Materials provided
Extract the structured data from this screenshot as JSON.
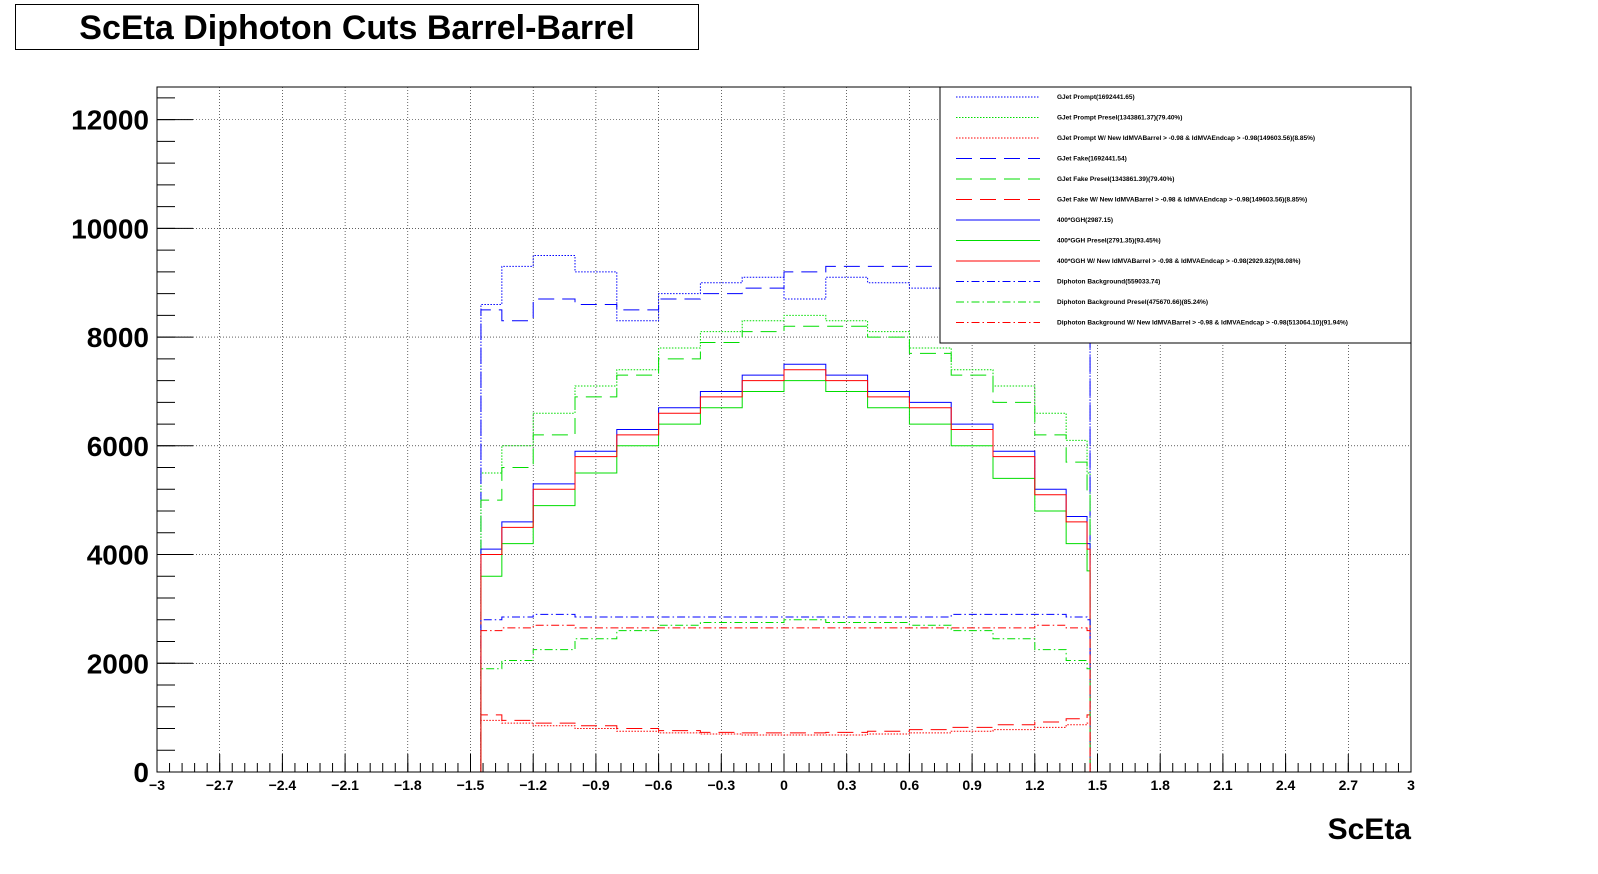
{
  "chart_data": {
    "type": "line",
    "title": "ScEta Diphoton Cuts Barrel-Barrel",
    "xlabel": "ScEta",
    "ylabel": "",
    "xlim": [
      -3,
      3
    ],
    "ylim": [
      0,
      12600
    ],
    "grid": true,
    "legend_position": "top-right",
    "x_ticks": [
      "-3",
      "-2.7",
      "-2.4",
      "-2.1",
      "-1.8",
      "-1.5",
      "-1.2",
      "-0.9",
      "-0.6",
      "-0.3",
      "0",
      "0.3",
      "0.6",
      "0.9",
      "1.2",
      "1.5",
      "1.8",
      "2.1",
      "2.4",
      "2.7",
      "3"
    ],
    "y_ticks": [
      "0",
      "2000",
      "4000",
      "6000",
      "8000",
      "10000",
      "12000"
    ],
    "series": [
      {
        "name": "GJet Prompt(1692441.65)",
        "color": "#0000ff",
        "dash": "dot",
        "x": [
          -1.45,
          -1.35,
          -1.2,
          -1.0,
          -0.8,
          -0.6,
          -0.4,
          -0.2,
          0.0,
          0.2,
          0.4,
          0.6,
          0.8,
          1.0,
          1.2,
          1.35,
          1.45
        ],
        "y": [
          8600,
          9300,
          9500,
          9200,
          8300,
          8800,
          9000,
          9100,
          8700,
          9100,
          9000,
          8900,
          8500,
          9000,
          9200,
          9100,
          8600
        ]
      },
      {
        "name": "GJet Prompt Presel(1343861.37)(79.40%)",
        "color": "#00dd00",
        "dash": "dot",
        "x": [
          -1.45,
          -1.35,
          -1.2,
          -1.0,
          -0.8,
          -0.6,
          -0.4,
          -0.2,
          0.0,
          0.2,
          0.4,
          0.6,
          0.8,
          1.0,
          1.2,
          1.35,
          1.45
        ],
        "y": [
          5500,
          6000,
          6600,
          7100,
          7400,
          7800,
          8100,
          8300,
          8400,
          8300,
          8100,
          7800,
          7400,
          7100,
          6600,
          6100,
          5500
        ]
      },
      {
        "name": "GJet Prompt W/ New IdMVABarrel > -0.98 & IdMVAEndcap > -0.98(149603.56)(8.85%)",
        "color": "#ff0000",
        "dash": "dot",
        "x": [
          -1.45,
          -1.35,
          -1.2,
          -1.0,
          -0.8,
          -0.6,
          -0.4,
          -0.2,
          0.0,
          0.2,
          0.4,
          0.6,
          0.8,
          1.0,
          1.2,
          1.35,
          1.45
        ],
        "y": [
          950,
          900,
          850,
          800,
          750,
          720,
          700,
          680,
          680,
          680,
          700,
          720,
          750,
          780,
          820,
          870,
          900
        ]
      },
      {
        "name": "GJet Fake(1692441.54)",
        "color": "#0000ff",
        "dash": "longdash",
        "x": [
          -1.45,
          -1.35,
          -1.2,
          -1.0,
          -0.8,
          -0.6,
          -0.4,
          -0.2,
          0.0,
          0.2,
          0.4,
          0.6,
          0.8,
          1.0,
          1.2,
          1.35,
          1.45
        ],
        "y": [
          8500,
          8300,
          8700,
          8600,
          8500,
          8700,
          8800,
          8900,
          9200,
          9300,
          9300,
          9300,
          9200,
          9000,
          8800,
          8600,
          8500
        ]
      },
      {
        "name": "GJet Fake Presel(1343861.39)(79.40%)",
        "color": "#00dd00",
        "dash": "longdash",
        "x": [
          -1.45,
          -1.35,
          -1.2,
          -1.0,
          -0.8,
          -0.6,
          -0.4,
          -0.2,
          0.0,
          0.2,
          0.4,
          0.6,
          0.8,
          1.0,
          1.2,
          1.35,
          1.45
        ],
        "y": [
          5000,
          5600,
          6200,
          6900,
          7300,
          7600,
          7900,
          8100,
          8200,
          8200,
          8000,
          7700,
          7300,
          6800,
          6200,
          5700,
          5100
        ]
      },
      {
        "name": "GJet Fake W/ New IdMVABarrel > -0.98 & IdMVAEndcap > -0.98(149603.56)(8.85%)",
        "color": "#ff0000",
        "dash": "longdash",
        "x": [
          -1.45,
          -1.35,
          -1.2,
          -1.0,
          -0.8,
          -0.6,
          -0.4,
          -0.2,
          0.0,
          0.2,
          0.4,
          0.6,
          0.8,
          1.0,
          1.2,
          1.35,
          1.45
        ],
        "y": [
          1050,
          950,
          900,
          850,
          800,
          760,
          730,
          720,
          720,
          730,
          750,
          780,
          820,
          870,
          920,
          980,
          1050
        ]
      },
      {
        "name": "400*GGH(2987.15)",
        "color": "#0000ff",
        "dash": "solid",
        "x": [
          -1.45,
          -1.35,
          -1.2,
          -1.0,
          -0.8,
          -0.6,
          -0.4,
          -0.2,
          0.0,
          0.2,
          0.4,
          0.6,
          0.8,
          1.0,
          1.2,
          1.35,
          1.45
        ],
        "y": [
          4100,
          4600,
          5300,
          5900,
          6300,
          6700,
          7000,
          7300,
          7500,
          7300,
          7000,
          6800,
          6400,
          5900,
          5200,
          4700,
          4200
        ]
      },
      {
        "name": "400*GGH Presel(2791.35)(93.45%)",
        "color": "#00dd00",
        "dash": "solid",
        "x": [
          -1.45,
          -1.35,
          -1.2,
          -1.0,
          -0.8,
          -0.6,
          -0.4,
          -0.2,
          0.0,
          0.2,
          0.4,
          0.6,
          0.8,
          1.0,
          1.2,
          1.35,
          1.45
        ],
        "y": [
          3600,
          4200,
          4900,
          5500,
          6000,
          6400,
          6700,
          7000,
          7200,
          7000,
          6700,
          6400,
          6000,
          5400,
          4800,
          4200,
          3700
        ]
      },
      {
        "name": "400*GGH W/ New IdMVABarrel > -0.98 & IdMVAEndcap > -0.98(2929.82)(98.08%)",
        "color": "#ff0000",
        "dash": "solid",
        "x": [
          -1.45,
          -1.35,
          -1.2,
          -1.0,
          -0.8,
          -0.6,
          -0.4,
          -0.2,
          0.0,
          0.2,
          0.4,
          0.6,
          0.8,
          1.0,
          1.2,
          1.35,
          1.45
        ],
        "y": [
          4000,
          4500,
          5200,
          5800,
          6200,
          6600,
          6900,
          7200,
          7400,
          7200,
          6900,
          6700,
          6300,
          5800,
          5100,
          4600,
          4100
        ]
      },
      {
        "name": "Diphoton Background(559033.74)",
        "color": "#0000ff",
        "dash": "dashdot",
        "x": [
          -1.45,
          -1.35,
          -1.2,
          -1.0,
          -0.8,
          -0.6,
          -0.4,
          -0.2,
          0.0,
          0.2,
          0.4,
          0.6,
          0.8,
          1.0,
          1.2,
          1.35,
          1.45
        ],
        "y": [
          2800,
          2850,
          2900,
          2850,
          2850,
          2850,
          2850,
          2850,
          2850,
          2850,
          2850,
          2850,
          2900,
          2900,
          2900,
          2850,
          2800
        ]
      },
      {
        "name": "Diphoton Background Presel(475670.66)(85.24%)",
        "color": "#00dd00",
        "dash": "dashdot",
        "x": [
          -1.45,
          -1.35,
          -1.2,
          -1.0,
          -0.8,
          -0.6,
          -0.4,
          -0.2,
          0.0,
          0.2,
          0.4,
          0.6,
          0.8,
          1.0,
          1.2,
          1.35,
          1.45
        ],
        "y": [
          1900,
          2050,
          2250,
          2450,
          2600,
          2700,
          2750,
          2750,
          2800,
          2750,
          2750,
          2700,
          2600,
          2450,
          2250,
          2050,
          1900
        ]
      },
      {
        "name": "Diphoton Background W/ New IdMVABarrel > -0.98 & IdMVAEndcap > -0.98(513064.10)(91.94%)",
        "color": "#ff0000",
        "dash": "dashdot",
        "x": [
          -1.45,
          -1.35,
          -1.2,
          -1.0,
          -0.8,
          -0.6,
          -0.4,
          -0.2,
          0.0,
          0.2,
          0.4,
          0.6,
          0.8,
          1.0,
          1.2,
          1.35,
          1.45
        ],
        "y": [
          2600,
          2650,
          2700,
          2650,
          2650,
          2650,
          2650,
          2650,
          2650,
          2650,
          2650,
          2650,
          2650,
          2650,
          2700,
          2650,
          2600
        ]
      }
    ]
  }
}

Your objective
Each line that contains the word "Presel" counts toward the total; give only that total.

Solution below
4